→ PAGE EXTRACT:
START
Thursday, February 6, 2020

FYI: 1st Cir Upholds Dismissal of Mass. 93A Claims Against Mortgagee and Servicer As Time-Barred

The U.S. Court of Appeals for the First Circuit recently affirmed the trial court's dismissal of a consumer's claims against the owner and loan servicer of her mortgage loan that their collection statements supposedly violated Massachusetts Consumer Protection Act, Mass. Gen. Laws ch. 93A, and the Massachusetts Fair Debt Collection Practices Act, Mass. Gen. Laws ch. 93, 49.

 

In so ruling, the First Circuit held that the mortgagor's claims were time-barred under the four-year statute of limitations, as her causes of action accrued at the inception of the loan, and the monthly statements were not independent violations that would bring rise to new claims.

 

A copy of the opinion is available at:  Link to Opinion

 

The owner of a 13-acre horse farm ("Mortgagor") fell behind on her mortgage payments, and was unable to obtain refinancing from traditional lenders.  The Mortgagor allegedly met with a mortgage broker who accepted her supposedly incomplete mortgage application with no financial documentation and falsified the Mortgagor's monthly income.  A bank approved the Debtor for an adjustable-rate loan in the amount of $825,000, secured by a mortgage to the farm. 

 

The Mortgagor fell back into default in September 2008.  The mortgage was subsequently sold and assigned to another entity ("Mortgagee") on February 24, 2009.

 

To avoid a scheduled foreclosure sale, the Debtor filed for Chapter 13 bankruptcy protection in August 2010.  However, the bankruptcy proceedings were ultimately dismissed due the Mortgagor's failure to make the plan's monthly payments.  Facing threat of another foreclosure sale, the Mortgagor filed for bankruptcy again in November 2017, and that case was also dismissed. 

 

Meanwhile, the loan's servicer ("Servicer") consistently sent the Mortgagor monthly statements allegedly demanding payment, with the exception of the time periods she was in bankruptcy proceedings. The Mortgagor was still in default.
END
→ TO-DO LIST:
A - State whether each statement agrees with the case summary, answering yes or no and quoting the deciding words: (i) the loan approved for the farm was for $825,000; (ii) the mortgage was assigned to the Mortgagee in September 2008; (iii) the Mortgagor's bankruptcy filing of November 2017 was dismissed.
B - Reproduce word for word the portion of the case summary starting with "A copy of the" and going on through "February 24, 2009.".
The items placed after the case summary have no role in this work.

(Dataset records)
START
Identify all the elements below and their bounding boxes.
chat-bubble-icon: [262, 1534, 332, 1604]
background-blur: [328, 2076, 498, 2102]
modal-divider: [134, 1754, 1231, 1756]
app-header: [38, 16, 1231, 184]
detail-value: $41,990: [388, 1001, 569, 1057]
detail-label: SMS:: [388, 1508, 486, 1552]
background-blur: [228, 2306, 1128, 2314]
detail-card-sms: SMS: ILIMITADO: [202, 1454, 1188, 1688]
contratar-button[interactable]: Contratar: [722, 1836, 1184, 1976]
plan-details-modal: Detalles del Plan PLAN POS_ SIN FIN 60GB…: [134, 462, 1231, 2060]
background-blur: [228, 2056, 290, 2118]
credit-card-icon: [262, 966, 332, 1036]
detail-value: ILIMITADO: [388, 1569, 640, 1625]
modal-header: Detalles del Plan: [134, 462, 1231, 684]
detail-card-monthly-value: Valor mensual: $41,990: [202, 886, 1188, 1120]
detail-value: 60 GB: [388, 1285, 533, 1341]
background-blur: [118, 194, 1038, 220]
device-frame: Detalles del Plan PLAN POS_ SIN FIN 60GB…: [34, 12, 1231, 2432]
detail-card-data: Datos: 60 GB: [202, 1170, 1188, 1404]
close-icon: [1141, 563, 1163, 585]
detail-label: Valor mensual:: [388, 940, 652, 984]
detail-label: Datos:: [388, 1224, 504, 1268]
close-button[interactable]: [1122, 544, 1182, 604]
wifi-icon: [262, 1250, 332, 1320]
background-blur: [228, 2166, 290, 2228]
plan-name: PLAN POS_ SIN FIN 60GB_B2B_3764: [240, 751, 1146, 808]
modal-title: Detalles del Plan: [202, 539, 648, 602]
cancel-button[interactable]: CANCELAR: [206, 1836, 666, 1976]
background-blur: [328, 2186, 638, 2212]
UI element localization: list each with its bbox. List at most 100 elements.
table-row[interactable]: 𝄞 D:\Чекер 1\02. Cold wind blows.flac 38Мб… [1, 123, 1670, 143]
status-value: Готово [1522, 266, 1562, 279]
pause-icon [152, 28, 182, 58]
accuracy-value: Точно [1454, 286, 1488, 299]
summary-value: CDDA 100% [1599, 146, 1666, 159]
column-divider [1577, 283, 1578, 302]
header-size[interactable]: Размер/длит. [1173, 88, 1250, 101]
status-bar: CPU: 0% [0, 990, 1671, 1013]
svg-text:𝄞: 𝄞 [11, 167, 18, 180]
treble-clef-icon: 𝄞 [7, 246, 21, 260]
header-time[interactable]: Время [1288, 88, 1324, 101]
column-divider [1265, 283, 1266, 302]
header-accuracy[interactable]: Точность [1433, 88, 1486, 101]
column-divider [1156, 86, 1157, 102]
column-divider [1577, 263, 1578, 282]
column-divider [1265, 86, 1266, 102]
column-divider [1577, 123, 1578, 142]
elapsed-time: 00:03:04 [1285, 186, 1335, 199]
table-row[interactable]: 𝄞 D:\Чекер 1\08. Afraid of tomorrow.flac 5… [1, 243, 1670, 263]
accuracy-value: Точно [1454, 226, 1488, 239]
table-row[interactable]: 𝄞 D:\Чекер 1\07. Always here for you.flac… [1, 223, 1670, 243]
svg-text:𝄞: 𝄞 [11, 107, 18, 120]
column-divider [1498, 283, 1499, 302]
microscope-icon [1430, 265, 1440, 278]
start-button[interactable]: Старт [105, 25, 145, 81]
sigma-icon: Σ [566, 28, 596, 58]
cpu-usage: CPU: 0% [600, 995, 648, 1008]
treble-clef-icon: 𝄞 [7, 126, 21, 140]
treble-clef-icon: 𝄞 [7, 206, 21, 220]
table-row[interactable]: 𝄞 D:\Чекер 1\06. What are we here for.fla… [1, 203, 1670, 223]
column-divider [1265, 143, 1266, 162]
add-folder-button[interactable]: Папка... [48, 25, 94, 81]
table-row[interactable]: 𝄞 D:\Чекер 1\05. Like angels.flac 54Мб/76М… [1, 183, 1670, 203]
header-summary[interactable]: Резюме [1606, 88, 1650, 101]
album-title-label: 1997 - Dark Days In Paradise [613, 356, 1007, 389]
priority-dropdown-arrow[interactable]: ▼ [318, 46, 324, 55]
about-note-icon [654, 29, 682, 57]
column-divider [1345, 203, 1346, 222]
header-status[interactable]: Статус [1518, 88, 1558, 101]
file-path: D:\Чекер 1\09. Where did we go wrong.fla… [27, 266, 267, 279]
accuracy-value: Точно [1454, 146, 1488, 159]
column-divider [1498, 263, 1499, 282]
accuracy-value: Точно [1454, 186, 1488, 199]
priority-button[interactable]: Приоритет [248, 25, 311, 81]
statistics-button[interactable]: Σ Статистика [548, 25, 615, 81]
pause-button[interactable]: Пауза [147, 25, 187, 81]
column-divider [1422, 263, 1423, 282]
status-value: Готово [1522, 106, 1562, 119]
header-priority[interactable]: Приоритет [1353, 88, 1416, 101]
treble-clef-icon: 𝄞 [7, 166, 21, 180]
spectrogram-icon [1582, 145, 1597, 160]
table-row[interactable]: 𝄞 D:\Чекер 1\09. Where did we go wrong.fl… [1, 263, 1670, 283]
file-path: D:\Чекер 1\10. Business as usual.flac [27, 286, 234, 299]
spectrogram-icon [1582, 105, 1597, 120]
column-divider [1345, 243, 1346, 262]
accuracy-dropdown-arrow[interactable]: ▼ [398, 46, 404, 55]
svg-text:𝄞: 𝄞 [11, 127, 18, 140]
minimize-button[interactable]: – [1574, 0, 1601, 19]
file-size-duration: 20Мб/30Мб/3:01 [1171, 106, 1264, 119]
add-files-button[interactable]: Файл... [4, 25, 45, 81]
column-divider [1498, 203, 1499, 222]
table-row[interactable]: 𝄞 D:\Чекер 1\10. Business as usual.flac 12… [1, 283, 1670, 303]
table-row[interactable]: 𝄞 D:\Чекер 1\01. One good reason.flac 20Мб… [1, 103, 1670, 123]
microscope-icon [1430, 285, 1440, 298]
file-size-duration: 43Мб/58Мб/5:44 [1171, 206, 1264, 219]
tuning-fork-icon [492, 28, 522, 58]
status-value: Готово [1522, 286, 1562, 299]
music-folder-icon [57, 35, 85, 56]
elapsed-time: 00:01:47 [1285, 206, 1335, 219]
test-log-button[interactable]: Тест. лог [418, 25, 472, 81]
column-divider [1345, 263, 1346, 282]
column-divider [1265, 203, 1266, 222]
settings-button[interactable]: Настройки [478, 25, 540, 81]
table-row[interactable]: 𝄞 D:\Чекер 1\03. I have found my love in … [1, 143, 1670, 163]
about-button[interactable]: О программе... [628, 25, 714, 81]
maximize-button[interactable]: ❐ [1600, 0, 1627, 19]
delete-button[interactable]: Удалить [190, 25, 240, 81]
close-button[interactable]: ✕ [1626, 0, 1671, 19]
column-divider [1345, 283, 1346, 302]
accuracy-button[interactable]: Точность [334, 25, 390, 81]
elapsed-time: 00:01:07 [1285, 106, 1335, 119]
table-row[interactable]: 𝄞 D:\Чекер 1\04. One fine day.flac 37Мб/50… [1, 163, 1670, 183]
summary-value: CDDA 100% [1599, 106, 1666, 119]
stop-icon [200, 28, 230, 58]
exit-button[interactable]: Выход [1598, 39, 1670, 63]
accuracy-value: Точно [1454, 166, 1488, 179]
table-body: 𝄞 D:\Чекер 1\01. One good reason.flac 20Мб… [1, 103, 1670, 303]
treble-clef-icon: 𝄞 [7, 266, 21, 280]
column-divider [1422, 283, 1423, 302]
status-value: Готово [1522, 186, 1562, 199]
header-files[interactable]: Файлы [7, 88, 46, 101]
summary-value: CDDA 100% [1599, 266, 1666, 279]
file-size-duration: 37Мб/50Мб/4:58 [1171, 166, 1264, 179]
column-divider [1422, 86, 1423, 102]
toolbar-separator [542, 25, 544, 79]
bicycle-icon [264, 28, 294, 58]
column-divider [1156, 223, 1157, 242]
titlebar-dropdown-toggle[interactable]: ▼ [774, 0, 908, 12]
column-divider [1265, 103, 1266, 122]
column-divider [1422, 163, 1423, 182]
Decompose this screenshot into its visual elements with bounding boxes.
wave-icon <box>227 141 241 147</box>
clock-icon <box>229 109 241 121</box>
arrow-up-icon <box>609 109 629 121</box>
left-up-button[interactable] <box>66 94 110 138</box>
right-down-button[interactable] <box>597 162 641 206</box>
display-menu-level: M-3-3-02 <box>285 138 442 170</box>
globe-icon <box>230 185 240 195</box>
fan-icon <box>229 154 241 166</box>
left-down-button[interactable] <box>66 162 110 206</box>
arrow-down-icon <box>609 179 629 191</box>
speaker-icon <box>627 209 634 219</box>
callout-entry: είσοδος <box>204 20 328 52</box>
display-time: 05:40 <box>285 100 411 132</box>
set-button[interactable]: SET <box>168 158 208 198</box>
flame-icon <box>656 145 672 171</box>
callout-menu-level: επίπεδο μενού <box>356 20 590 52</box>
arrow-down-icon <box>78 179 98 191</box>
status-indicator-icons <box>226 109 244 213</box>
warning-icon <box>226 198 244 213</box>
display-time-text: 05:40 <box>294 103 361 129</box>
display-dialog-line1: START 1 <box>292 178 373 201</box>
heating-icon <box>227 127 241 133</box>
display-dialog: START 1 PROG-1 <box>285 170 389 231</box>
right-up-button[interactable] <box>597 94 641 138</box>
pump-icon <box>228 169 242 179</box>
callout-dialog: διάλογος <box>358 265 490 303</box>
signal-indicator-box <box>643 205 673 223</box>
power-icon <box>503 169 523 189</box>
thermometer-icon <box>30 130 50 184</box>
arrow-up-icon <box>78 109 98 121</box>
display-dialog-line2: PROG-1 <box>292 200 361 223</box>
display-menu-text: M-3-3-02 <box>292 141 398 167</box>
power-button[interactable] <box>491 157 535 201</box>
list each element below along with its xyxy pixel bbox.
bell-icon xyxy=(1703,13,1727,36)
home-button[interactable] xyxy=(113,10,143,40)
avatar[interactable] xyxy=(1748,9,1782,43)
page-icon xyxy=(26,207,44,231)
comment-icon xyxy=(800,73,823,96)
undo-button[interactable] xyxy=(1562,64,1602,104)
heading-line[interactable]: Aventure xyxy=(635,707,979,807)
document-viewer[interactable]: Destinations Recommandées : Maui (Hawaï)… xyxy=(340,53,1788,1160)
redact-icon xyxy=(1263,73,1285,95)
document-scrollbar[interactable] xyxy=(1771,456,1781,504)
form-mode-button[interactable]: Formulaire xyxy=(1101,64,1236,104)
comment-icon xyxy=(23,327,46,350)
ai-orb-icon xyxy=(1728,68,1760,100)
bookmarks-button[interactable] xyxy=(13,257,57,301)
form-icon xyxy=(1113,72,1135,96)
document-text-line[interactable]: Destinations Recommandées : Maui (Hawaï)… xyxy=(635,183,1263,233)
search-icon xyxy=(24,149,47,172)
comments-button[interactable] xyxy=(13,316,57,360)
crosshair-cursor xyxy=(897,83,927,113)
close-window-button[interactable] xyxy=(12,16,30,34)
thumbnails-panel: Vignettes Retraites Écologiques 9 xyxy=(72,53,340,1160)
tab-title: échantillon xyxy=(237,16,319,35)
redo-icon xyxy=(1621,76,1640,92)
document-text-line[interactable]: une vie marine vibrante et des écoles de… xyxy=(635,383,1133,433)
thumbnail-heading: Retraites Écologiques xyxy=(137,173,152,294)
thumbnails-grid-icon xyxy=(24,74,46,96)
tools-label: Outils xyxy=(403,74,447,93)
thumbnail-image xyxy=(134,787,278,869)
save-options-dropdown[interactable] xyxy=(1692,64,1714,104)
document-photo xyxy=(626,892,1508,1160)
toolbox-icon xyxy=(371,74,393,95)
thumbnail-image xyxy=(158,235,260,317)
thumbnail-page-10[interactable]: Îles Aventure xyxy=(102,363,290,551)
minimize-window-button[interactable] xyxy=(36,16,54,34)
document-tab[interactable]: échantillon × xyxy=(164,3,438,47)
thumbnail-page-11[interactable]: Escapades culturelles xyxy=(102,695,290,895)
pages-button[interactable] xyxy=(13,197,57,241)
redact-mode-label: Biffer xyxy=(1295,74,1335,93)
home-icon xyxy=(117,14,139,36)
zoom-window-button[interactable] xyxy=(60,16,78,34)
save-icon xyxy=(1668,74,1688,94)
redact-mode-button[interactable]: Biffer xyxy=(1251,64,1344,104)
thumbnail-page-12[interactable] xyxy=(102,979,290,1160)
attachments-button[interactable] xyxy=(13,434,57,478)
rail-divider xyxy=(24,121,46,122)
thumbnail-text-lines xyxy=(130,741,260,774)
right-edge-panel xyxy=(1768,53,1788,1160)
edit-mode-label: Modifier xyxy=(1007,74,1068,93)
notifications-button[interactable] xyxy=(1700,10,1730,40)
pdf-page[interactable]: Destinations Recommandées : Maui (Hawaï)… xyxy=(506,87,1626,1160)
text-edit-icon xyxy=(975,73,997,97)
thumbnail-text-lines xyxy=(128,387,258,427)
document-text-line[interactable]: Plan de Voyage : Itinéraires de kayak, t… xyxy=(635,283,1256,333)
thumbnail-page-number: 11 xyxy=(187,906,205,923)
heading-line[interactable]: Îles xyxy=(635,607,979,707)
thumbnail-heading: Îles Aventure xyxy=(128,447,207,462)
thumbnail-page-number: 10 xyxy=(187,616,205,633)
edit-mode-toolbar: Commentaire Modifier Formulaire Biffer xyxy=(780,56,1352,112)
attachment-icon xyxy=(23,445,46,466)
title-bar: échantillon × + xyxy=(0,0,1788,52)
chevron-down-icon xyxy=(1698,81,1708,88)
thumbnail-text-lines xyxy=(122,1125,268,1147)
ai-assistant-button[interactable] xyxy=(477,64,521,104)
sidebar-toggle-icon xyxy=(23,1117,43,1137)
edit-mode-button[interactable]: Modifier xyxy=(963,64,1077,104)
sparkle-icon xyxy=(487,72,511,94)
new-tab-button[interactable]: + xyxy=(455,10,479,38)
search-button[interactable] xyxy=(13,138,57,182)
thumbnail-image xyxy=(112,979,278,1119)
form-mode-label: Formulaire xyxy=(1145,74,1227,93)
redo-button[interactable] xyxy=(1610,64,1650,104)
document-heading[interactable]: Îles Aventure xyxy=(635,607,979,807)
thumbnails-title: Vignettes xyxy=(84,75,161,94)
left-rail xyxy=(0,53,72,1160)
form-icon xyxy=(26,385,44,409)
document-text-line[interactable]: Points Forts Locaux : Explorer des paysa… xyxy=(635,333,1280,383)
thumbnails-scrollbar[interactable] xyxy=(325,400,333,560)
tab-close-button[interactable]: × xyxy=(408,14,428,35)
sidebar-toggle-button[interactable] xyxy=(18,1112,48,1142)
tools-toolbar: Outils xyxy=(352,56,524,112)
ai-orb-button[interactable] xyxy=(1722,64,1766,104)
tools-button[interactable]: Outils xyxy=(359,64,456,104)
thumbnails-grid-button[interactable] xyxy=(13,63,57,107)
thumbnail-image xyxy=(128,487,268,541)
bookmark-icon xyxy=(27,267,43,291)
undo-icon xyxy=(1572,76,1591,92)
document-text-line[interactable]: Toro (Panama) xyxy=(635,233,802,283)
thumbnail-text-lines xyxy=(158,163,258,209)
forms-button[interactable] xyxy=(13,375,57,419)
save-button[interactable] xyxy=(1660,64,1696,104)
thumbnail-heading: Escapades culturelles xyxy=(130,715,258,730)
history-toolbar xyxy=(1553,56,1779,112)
END
→ TASK-BY-TASK ANSWERS:
A -
(i) Yes: "in the amount of $825,000"
(ii) No: "on February 24, 2009"
(iii) Yes: "and that case was also dismissed"

B -
A copy of the opinion is available at:  Link to Opinion

 

The owner of a 13-acre horse farm ("Mortgagor") fell behind on her mortgage payments, and was unable to obtain refinancing from traditional lenders.  The Mortgagor allegedly met with a mortgage broker who accepted her supposedly incomplete mortgage application with no financial documentation and falsified the Mortgagor's monthly income.  A bank approved the Debtor for an adjustable-rate loan in the amount of $825,000, secured by a mortgage to the farm. 

 

The Mortgagor fell back into default in September 2008.  The mortgage was subsequently sold and assigned to another entity ("Mortgagee") on February 24, 2009.